→ WHAT IS EXPECTED: Your task is to transcribe all of the records exactly and leave out the pictures.
--------------------------------
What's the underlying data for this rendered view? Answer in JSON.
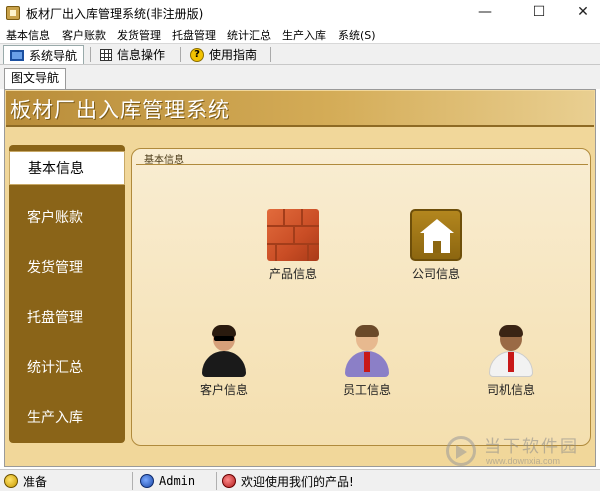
{
  "window": {
    "title": "板材厂出入库管理系统(非注册版)",
    "controls": {
      "minimize": "—",
      "maximize": "☐",
      "close": "✕"
    }
  },
  "menu": [
    {
      "label": "基本信息"
    },
    {
      "label": "客户账款"
    },
    {
      "label": "发货管理"
    },
    {
      "label": "托盘管理"
    },
    {
      "label": "统计汇总"
    },
    {
      "label": "生产入库"
    },
    {
      "label": "系统(S)"
    }
  ],
  "toolbar": {
    "tabs": [
      {
        "label": "系统导航",
        "icon": "monitor-icon"
      },
      {
        "label": "信息操作",
        "icon": "grid-icon"
      },
      {
        "label": "使用指南",
        "icon": "help-icon",
        "icon_glyph": "?"
      }
    ]
  },
  "subtab": {
    "label": "图文导航"
  },
  "banner": {
    "title": "板材厂出入库管理系统"
  },
  "sidenav": {
    "items": [
      {
        "label": "基本信息"
      },
      {
        "label": "客户账款"
      },
      {
        "label": "发货管理"
      },
      {
        "label": "托盘管理"
      },
      {
        "label": "统计汇总"
      },
      {
        "label": "生产入库"
      }
    ]
  },
  "content": {
    "title": "基本信息",
    "tiles": [
      {
        "label": "产品信息",
        "icon": "bricks-icon"
      },
      {
        "label": "公司信息",
        "icon": "house-icon"
      },
      {
        "label": "客户信息",
        "icon": "customer-icon"
      },
      {
        "label": "员工信息",
        "icon": "employee-icon"
      },
      {
        "label": "司机信息",
        "icon": "driver-icon"
      }
    ]
  },
  "status": {
    "ready": "准备",
    "user": "Admin",
    "welcome": "欢迎使用我们的产品!"
  },
  "watermark": {
    "text": "当下软件园",
    "url": "www.downxia.com"
  },
  "colors": {
    "banner": "#c9a04a",
    "sidenav": "#8a6418",
    "content_bg": "#f7e6bd"
  }
}
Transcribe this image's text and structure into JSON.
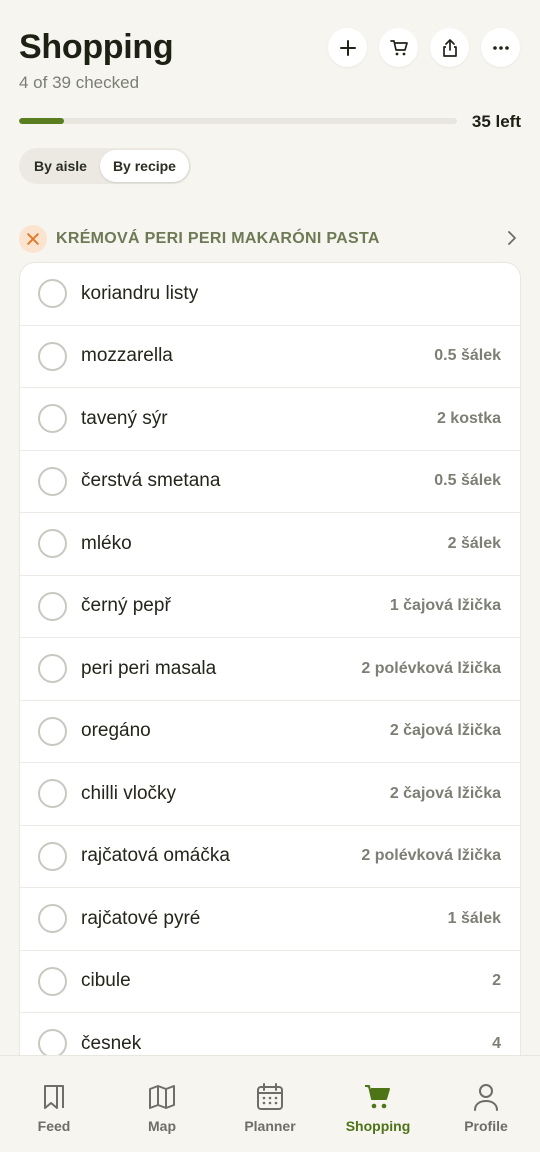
{
  "header": {
    "title": "Shopping",
    "subtitle": "4 of 39 checked",
    "left_count": "35 left",
    "progress_fraction": 0.103
  },
  "actions": [
    {
      "icon": "plus-icon"
    },
    {
      "icon": "cart-icon"
    },
    {
      "icon": "share-icon"
    },
    {
      "icon": "more-icon"
    }
  ],
  "toggle": {
    "by_aisle": "By aisle",
    "by_recipe": "By recipe",
    "selected": "By recipe"
  },
  "recipe": {
    "title": "KRÉMOVÁ PERI PERI MAKARÓNI PASTA"
  },
  "items": [
    {
      "name": "koriandru listy",
      "qty": ""
    },
    {
      "name": "mozzarella",
      "qty": "0.5 šálek"
    },
    {
      "name": "tavený sýr",
      "qty": "2 kostka"
    },
    {
      "name": "čerstvá smetana",
      "qty": "0.5 šálek"
    },
    {
      "name": "mléko",
      "qty": "2 šálek"
    },
    {
      "name": "černý pepř",
      "qty": "1 čajová lžička"
    },
    {
      "name": "peri peri masala",
      "qty": "2 polévková lžička"
    },
    {
      "name": "oregáno",
      "qty": "2 čajová lžička"
    },
    {
      "name": "chilli vločky",
      "qty": "2 čajová lžička"
    },
    {
      "name": "rajčatová omáčka",
      "qty": "2 polévková lžička"
    },
    {
      "name": "rajčatové pyré",
      "qty": "1 šálek"
    },
    {
      "name": "cibule",
      "qty": "2"
    },
    {
      "name": "česnek",
      "qty": "4"
    }
  ],
  "nav": {
    "feed": "Feed",
    "map": "Map",
    "planner": "Planner",
    "shopping": "Shopping",
    "profile": "Profile",
    "active": "Shopping"
  },
  "colors": {
    "accent": "#5a7d1f",
    "active_nav": "#4e7418",
    "recipe_title": "#6d7a55"
  }
}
--------------------------------
→ ANSWER IN FULL:
What's the underlying data for this rendered view? Answer in JSON.
{
  "window": {
    "title": "板材厂出入库管理系统(非注册版)",
    "controls": {
      "minimize": "—",
      "maximize": "☐",
      "close": "✕"
    }
  },
  "menu": [
    {
      "label": "基本信息"
    },
    {
      "label": "客户账款"
    },
    {
      "label": "发货管理"
    },
    {
      "label": "托盘管理"
    },
    {
      "label": "统计汇总"
    },
    {
      "label": "生产入库"
    },
    {
      "label": "系统(S)"
    }
  ],
  "toolbar": {
    "tabs": [
      {
        "label": "系统导航",
        "icon": "monitor-icon"
      },
      {
        "label": "信息操作",
        "icon": "grid-icon"
      },
      {
        "label": "使用指南",
        "icon": "help-icon",
        "icon_glyph": "?"
      }
    ]
  },
  "subtab": {
    "label": "图文导航"
  },
  "banner": {
    "title": "板材厂出入库管理系统"
  },
  "sidenav": {
    "items": [
      {
        "label": "基本信息"
      },
      {
        "label": "客户账款"
      },
      {
        "label": "发货管理"
      },
      {
        "label": "托盘管理"
      },
      {
        "label": "统计汇总"
      },
      {
        "label": "生产入库"
      }
    ]
  },
  "content": {
    "title": "基本信息",
    "tiles": [
      {
        "label": "产品信息",
        "icon": "bricks-icon"
      },
      {
        "label": "公司信息",
        "icon": "house-icon"
      },
      {
        "label": "客户信息",
        "icon": "customer-icon"
      },
      {
        "label": "员工信息",
        "icon": "employee-icon"
      },
      {
        "label": "司机信息",
        "icon": "driver-icon"
      }
    ]
  },
  "status": {
    "ready": "准备",
    "user": "Admin",
    "welcome": "欢迎使用我们的产品!"
  },
  "watermark": {
    "text": "当下软件园",
    "url": "www.downxia.com"
  },
  "colors": {
    "banner": "#c9a04a",
    "sidenav": "#8a6418",
    "content_bg": "#f7e6bd"
  }
}
Transcribe this image's text and structure into JSON.
{
  "header": {
    "title": "Shopping",
    "subtitle": "4 of 39 checked",
    "left_count": "35 left",
    "progress_fraction": 0.103
  },
  "actions": [
    {
      "icon": "plus-icon"
    },
    {
      "icon": "cart-icon"
    },
    {
      "icon": "share-icon"
    },
    {
      "icon": "more-icon"
    }
  ],
  "toggle": {
    "by_aisle": "By aisle",
    "by_recipe": "By recipe",
    "selected": "By recipe"
  },
  "recipe": {
    "title": "KRÉMOVÁ PERI PERI MAKARÓNI PASTA"
  },
  "items": [
    {
      "name": "koriandru listy",
      "qty": ""
    },
    {
      "name": "mozzarella",
      "qty": "0.5 šálek"
    },
    {
      "name": "tavený sýr",
      "qty": "2 kostka"
    },
    {
      "name": "čerstvá smetana",
      "qty": "0.5 šálek"
    },
    {
      "name": "mléko",
      "qty": "2 šálek"
    },
    {
      "name": "černý pepř",
      "qty": "1 čajová lžička"
    },
    {
      "name": "peri peri masala",
      "qty": "2 polévková lžička"
    },
    {
      "name": "oregáno",
      "qty": "2 čajová lžička"
    },
    {
      "name": "chilli vločky",
      "qty": "2 čajová lžička"
    },
    {
      "name": "rajčatová omáčka",
      "qty": "2 polévková lžička"
    },
    {
      "name": "rajčatové pyré",
      "qty": "1 šálek"
    },
    {
      "name": "cibule",
      "qty": "2"
    },
    {
      "name": "česnek",
      "qty": "4"
    }
  ],
  "nav": {
    "feed": "Feed",
    "map": "Map",
    "planner": "Planner",
    "shopping": "Shopping",
    "profile": "Profile",
    "active": "Shopping"
  },
  "colors": {
    "accent": "#5a7d1f",
    "active_nav": "#4e7418",
    "recipe_title": "#6d7a55"
  }
}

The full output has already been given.